GOAL
Without changing a character, return the entries, but not the images they hold.

[Stored dataset items]
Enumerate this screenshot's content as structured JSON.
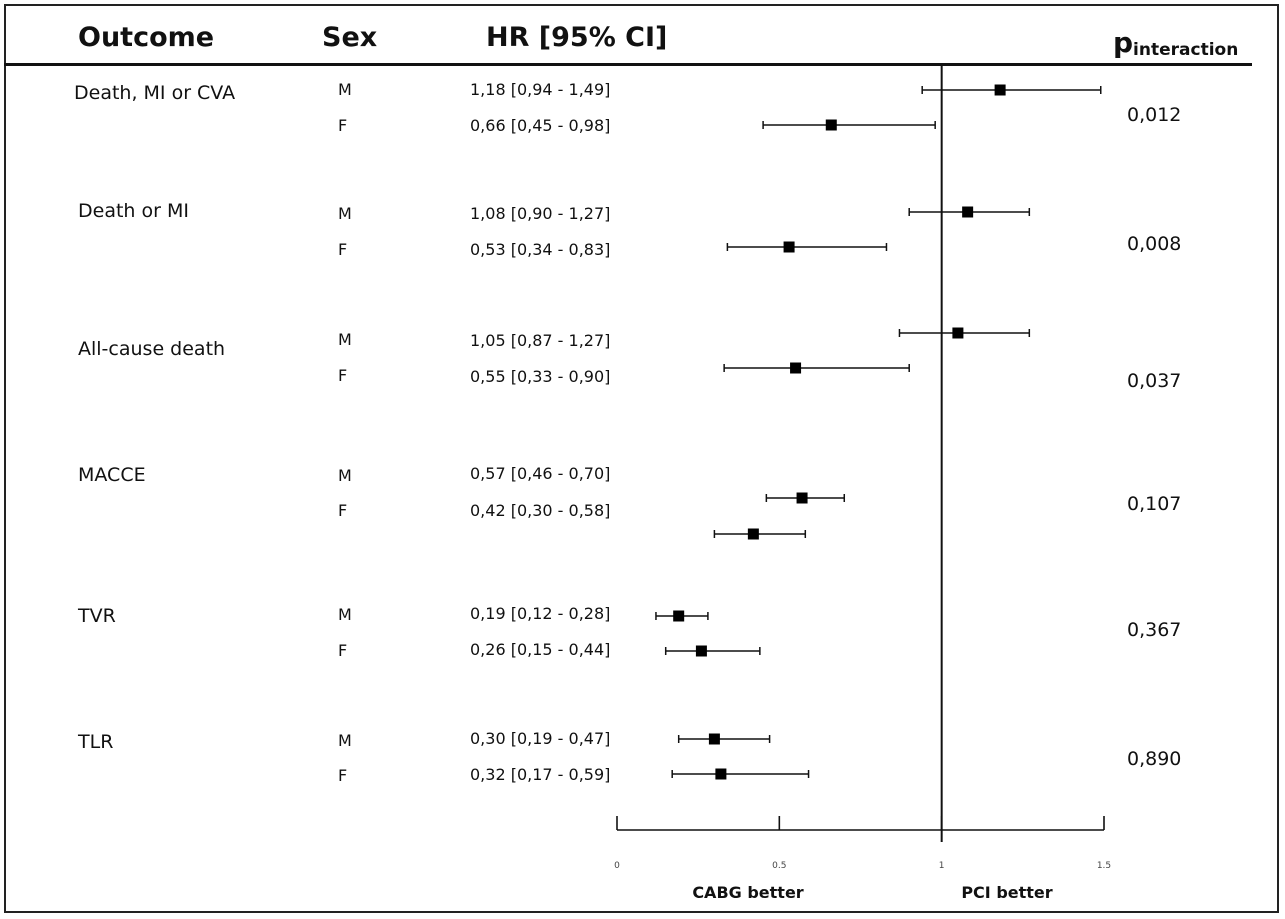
{
  "headers": {
    "outcome": "Outcome",
    "sex": "Sex",
    "hr": "HR [95% CI]",
    "p": "p",
    "p_sub": "interaction"
  },
  "rows": [
    {
      "outcome": "Death, MI or CVA",
      "p": "0,012",
      "entries": [
        {
          "sex": "M",
          "hr_text": "1,18 [0,94 - 1,49]"
        },
        {
          "sex": "F",
          "hr_text": "0,66 [0,45 - 0,98]"
        }
      ]
    },
    {
      "outcome": "Death or MI",
      "p": "0,008",
      "entries": [
        {
          "sex": "M",
          "hr_text": "1,08 [0,90 - 1,27]"
        },
        {
          "sex": "F",
          "hr_text": "0,53 [0,34 - 0,83]"
        }
      ]
    },
    {
      "outcome": "All-cause death",
      "p": "0,037",
      "entries": [
        {
          "sex": "M",
          "hr_text": "1,05 [0,87 - 1,27]"
        },
        {
          "sex": "F",
          "hr_text": "0,55 [0,33 - 0,90]"
        }
      ]
    },
    {
      "outcome": "MACCE",
      "p": "0,107",
      "entries": [
        {
          "sex": "M",
          "hr_text": "0,57 [0,46 - 0,70]"
        },
        {
          "sex": "F",
          "hr_text": "0,42 [0,30 - 0,58]"
        }
      ]
    },
    {
      "outcome": "TVR",
      "p": "0,367",
      "entries": [
        {
          "sex": "M",
          "hr_text": "0,19 [0,12 - 0,28]"
        },
        {
          "sex": "F",
          "hr_text": "0,26 [0,15 - 0,44]"
        }
      ]
    },
    {
      "outcome": "TLR",
      "p": "0,890",
      "entries": [
        {
          "sex": "M",
          "hr_text": "0,30 [0,19 - 0,47]"
        },
        {
          "sex": "F",
          "hr_text": "0,32 [0,17 - 0,59]"
        }
      ]
    }
  ],
  "axis": {
    "ticks": [
      "0",
      "0.5",
      "1",
      "1.5"
    ],
    "left_note": "CABG better",
    "right_note": "PCI better"
  },
  "chart_data": {
    "type": "scatter",
    "subtype": "forest-plot",
    "title": "",
    "xlabel": "",
    "xlim": [
      0,
      1.5
    ],
    "reference_line": 1,
    "series": [
      {
        "name": "M",
        "points": [
          {
            "y": "Death, MI or CVA",
            "hr": 1.18,
            "lo": 0.94,
            "hi": 1.49
          },
          {
            "y": "Death or MI",
            "hr": 1.08,
            "lo": 0.9,
            "hi": 1.27
          },
          {
            "y": "All-cause death",
            "hr": 1.05,
            "lo": 0.87,
            "hi": 1.27
          },
          {
            "y": "MACCE",
            "hr": 0.57,
            "lo": 0.46,
            "hi": 0.7
          },
          {
            "y": "TVR",
            "hr": 0.19,
            "lo": 0.12,
            "hi": 0.28
          },
          {
            "y": "TLR",
            "hr": 0.3,
            "lo": 0.19,
            "hi": 0.47
          }
        ]
      },
      {
        "name": "F",
        "points": [
          {
            "y": "Death, MI or CVA",
            "hr": 0.66,
            "lo": 0.45,
            "hi": 0.98
          },
          {
            "y": "Death or MI",
            "hr": 0.53,
            "lo": 0.34,
            "hi": 0.83
          },
          {
            "y": "All-cause death",
            "hr": 0.55,
            "lo": 0.33,
            "hi": 0.9
          },
          {
            "y": "MACCE",
            "hr": 0.42,
            "lo": 0.3,
            "hi": 0.58
          },
          {
            "y": "TVR",
            "hr": 0.26,
            "lo": 0.15,
            "hi": 0.44
          },
          {
            "y": "TLR",
            "hr": 0.32,
            "lo": 0.17,
            "hi": 0.59
          }
        ]
      }
    ]
  }
}
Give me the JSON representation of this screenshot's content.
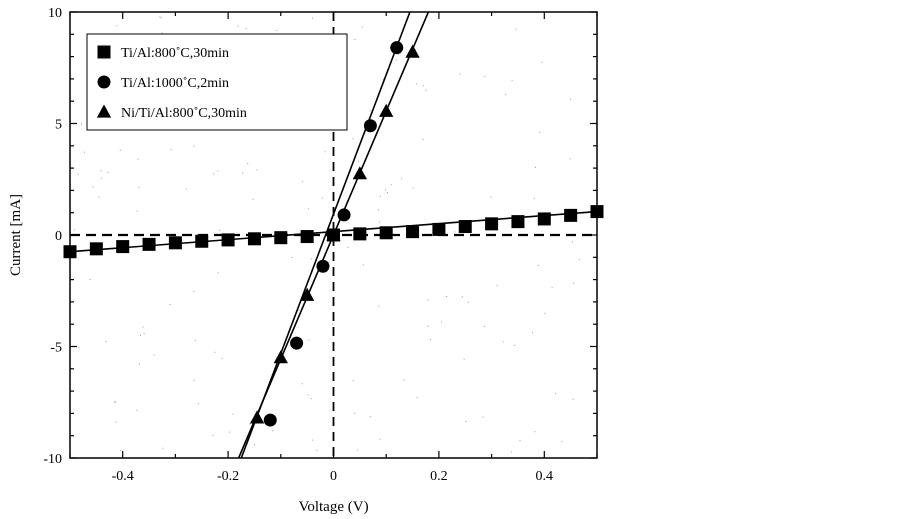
{
  "chart_data": {
    "type": "line",
    "title": "",
    "xlabel": "Voltage (V)",
    "ylabel": "Current [mA]",
    "xlim": [
      -0.5,
      0.5
    ],
    "ylim": [
      -10,
      10
    ],
    "x_ticks": [
      -0.4,
      -0.2,
      0,
      0.2,
      0.4
    ],
    "x_tick_labels": [
      "-0.4",
      "-0.2",
      "0",
      "0.2",
      "0.4"
    ],
    "y_ticks": [
      -10,
      -5,
      0,
      5,
      10
    ],
    "y_tick_labels": [
      "-10",
      "-5",
      "0",
      "5",
      "10"
    ],
    "grid": false,
    "legend_position": "top-left",
    "series": [
      {
        "name": "Ti/Al:800˚C,30min",
        "marker": "square",
        "x": [
          -0.5,
          -0.45,
          -0.4,
          -0.35,
          -0.3,
          -0.25,
          -0.2,
          -0.15,
          -0.1,
          -0.05,
          0,
          0.05,
          0.1,
          0.15,
          0.2,
          0.25,
          0.3,
          0.35,
          0.4,
          0.45,
          0.5
        ],
        "y": [
          -0.75,
          -0.62,
          -0.52,
          -0.42,
          -0.35,
          -0.28,
          -0.22,
          -0.17,
          -0.12,
          -0.07,
          0,
          0.05,
          0.1,
          0.15,
          0.25,
          0.38,
          0.5,
          0.6,
          0.72,
          0.88,
          1.05
        ]
      },
      {
        "name": "Ti/Al:1000˚C,2min",
        "marker": "circle",
        "x": [
          -0.12,
          -0.07,
          -0.02,
          0.02,
          0.07,
          0.12
        ],
        "y": [
          -8.3,
          -4.85,
          -1.4,
          0.9,
          4.9,
          8.4
        ]
      },
      {
        "name": "Ni/Ti/Al:800˚C,30min",
        "marker": "triangle",
        "x": [
          -0.145,
          -0.1,
          -0.05,
          0,
          0.05,
          0.1,
          0.15
        ],
        "y": [
          -8.2,
          -5.5,
          -2.7,
          0,
          2.75,
          5.55,
          8.2
        ]
      }
    ],
    "fit_lines": [
      {
        "series": "Ti/Al:800˚C,30min",
        "x": [
          -0.5,
          0.5
        ],
        "y": [
          -0.75,
          1.05
        ]
      },
      {
        "series": "Ti/Al:1000˚C,2min",
        "x": [
          -0.175,
          0.145
        ],
        "y": [
          -10,
          10
        ]
      },
      {
        "series": "Ni/Ti/Al:800˚C,30min",
        "x": [
          -0.18,
          0.18
        ],
        "y": [
          -10,
          10
        ]
      }
    ],
    "reference_lines": [
      {
        "orientation": "horizontal",
        "value": 0,
        "style": "dashed"
      },
      {
        "orientation": "vertical",
        "value": 0,
        "style": "dashed"
      }
    ]
  }
}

RESPONSE
Enumerate this screenshot's content as structured JSON.
{
  "headers": {
    "outcome": "Outcome",
    "sex": "Sex",
    "hr": "HR [95% CI]",
    "p": "p",
    "p_sub": "interaction"
  },
  "rows": [
    {
      "outcome": "Death, MI or CVA",
      "p": "0,012",
      "entries": [
        {
          "sex": "M",
          "hr_text": "1,18 [0,94 - 1,49]"
        },
        {
          "sex": "F",
          "hr_text": "0,66 [0,45 - 0,98]"
        }
      ]
    },
    {
      "outcome": "Death or MI",
      "p": "0,008",
      "entries": [
        {
          "sex": "M",
          "hr_text": "1,08 [0,90 - 1,27]"
        },
        {
          "sex": "F",
          "hr_text": "0,53 [0,34 - 0,83]"
        }
      ]
    },
    {
      "outcome": "All-cause death",
      "p": "0,037",
      "entries": [
        {
          "sex": "M",
          "hr_text": "1,05 [0,87 - 1,27]"
        },
        {
          "sex": "F",
          "hr_text": "0,55 [0,33 - 0,90]"
        }
      ]
    },
    {
      "outcome": "MACCE",
      "p": "0,107",
      "entries": [
        {
          "sex": "M",
          "hr_text": "0,57 [0,46 - 0,70]"
        },
        {
          "sex": "F",
          "hr_text": "0,42 [0,30 - 0,58]"
        }
      ]
    },
    {
      "outcome": "TVR",
      "p": "0,367",
      "entries": [
        {
          "sex": "M",
          "hr_text": "0,19 [0,12 - 0,28]"
        },
        {
          "sex": "F",
          "hr_text": "0,26 [0,15 - 0,44]"
        }
      ]
    },
    {
      "outcome": "TLR",
      "p": "0,890",
      "entries": [
        {
          "sex": "M",
          "hr_text": "0,30 [0,19 - 0,47]"
        },
        {
          "sex": "F",
          "hr_text": "0,32 [0,17 - 0,59]"
        }
      ]
    }
  ],
  "axis": {
    "ticks": [
      "0",
      "0.5",
      "1",
      "1.5"
    ],
    "left_note": "CABG better",
    "right_note": "PCI better"
  },
  "chart_data": {
    "type": "scatter",
    "subtype": "forest-plot",
    "title": "",
    "xlabel": "",
    "xlim": [
      0,
      1.5
    ],
    "reference_line": 1,
    "series": [
      {
        "name": "M",
        "points": [
          {
            "y": "Death, MI or CVA",
            "hr": 1.18,
            "lo": 0.94,
            "hi": 1.49
          },
          {
            "y": "Death or MI",
            "hr": 1.08,
            "lo": 0.9,
            "hi": 1.27
          },
          {
            "y": "All-cause death",
            "hr": 1.05,
            "lo": 0.87,
            "hi": 1.27
          },
          {
            "y": "MACCE",
            "hr": 0.57,
            "lo": 0.46,
            "hi": 0.7
          },
          {
            "y": "TVR",
            "hr": 0.19,
            "lo": 0.12,
            "hi": 0.28
          },
          {
            "y": "TLR",
            "hr": 0.3,
            "lo": 0.19,
            "hi": 0.47
          }
        ]
      },
      {
        "name": "F",
        "points": [
          {
            "y": "Death, MI or CVA",
            "hr": 0.66,
            "lo": 0.45,
            "hi": 0.98
          },
          {
            "y": "Death or MI",
            "hr": 0.53,
            "lo": 0.34,
            "hi": 0.83
          },
          {
            "y": "All-cause death",
            "hr": 0.55,
            "lo": 0.33,
            "hi": 0.9
          },
          {
            "y": "MACCE",
            "hr": 0.42,
            "lo": 0.3,
            "hi": 0.58
          },
          {
            "y": "TVR",
            "hr": 0.26,
            "lo": 0.15,
            "hi": 0.44
          },
          {
            "y": "TLR",
            "hr": 0.32,
            "lo": 0.17,
            "hi": 0.59
          }
        ]
      }
    ]
  }
}
Give me the JSON representation of this screenshot's content.
{
  "chart_data": {
    "type": "line",
    "title": "",
    "xlabel": "Voltage (V)",
    "ylabel": "Current [mA]",
    "xlim": [
      -0.5,
      0.5
    ],
    "ylim": [
      -10,
      10
    ],
    "x_ticks": [
      -0.4,
      -0.2,
      0,
      0.2,
      0.4
    ],
    "x_tick_labels": [
      "-0.4",
      "-0.2",
      "0",
      "0.2",
      "0.4"
    ],
    "y_ticks": [
      -10,
      -5,
      0,
      5,
      10
    ],
    "y_tick_labels": [
      "-10",
      "-5",
      "0",
      "5",
      "10"
    ],
    "grid": false,
    "legend_position": "top-left",
    "series": [
      {
        "name": "Ti/Al:800˚C,30min",
        "marker": "square",
        "x": [
          -0.5,
          -0.45,
          -0.4,
          -0.35,
          -0.3,
          -0.25,
          -0.2,
          -0.15,
          -0.1,
          -0.05,
          0,
          0.05,
          0.1,
          0.15,
          0.2,
          0.25,
          0.3,
          0.35,
          0.4,
          0.45,
          0.5
        ],
        "y": [
          -0.75,
          -0.62,
          -0.52,
          -0.42,
          -0.35,
          -0.28,
          -0.22,
          -0.17,
          -0.12,
          -0.07,
          0,
          0.05,
          0.1,
          0.15,
          0.25,
          0.38,
          0.5,
          0.6,
          0.72,
          0.88,
          1.05
        ]
      },
      {
        "name": "Ti/Al:1000˚C,2min",
        "marker": "circle",
        "x": [
          -0.12,
          -0.07,
          -0.02,
          0.02,
          0.07,
          0.12
        ],
        "y": [
          -8.3,
          -4.85,
          -1.4,
          0.9,
          4.9,
          8.4
        ]
      },
      {
        "name": "Ni/Ti/Al:800˚C,30min",
        "marker": "triangle",
        "x": [
          -0.145,
          -0.1,
          -0.05,
          0,
          0.05,
          0.1,
          0.15
        ],
        "y": [
          -8.2,
          -5.5,
          -2.7,
          0,
          2.75,
          5.55,
          8.2
        ]
      }
    ],
    "fit_lines": [
      {
        "series": "Ti/Al:800˚C,30min",
        "x": [
          -0.5,
          0.5
        ],
        "y": [
          -0.75,
          1.05
        ]
      },
      {
        "series": "Ti/Al:1000˚C,2min",
        "x": [
          -0.175,
          0.145
        ],
        "y": [
          -10,
          10
        ]
      },
      {
        "series": "Ni/Ti/Al:800˚C,30min",
        "x": [
          -0.18,
          0.18
        ],
        "y": [
          -10,
          10
        ]
      }
    ],
    "reference_lines": [
      {
        "orientation": "horizontal",
        "value": 0,
        "style": "dashed"
      },
      {
        "orientation": "vertical",
        "value": 0,
        "style": "dashed"
      }
    ]
  }
}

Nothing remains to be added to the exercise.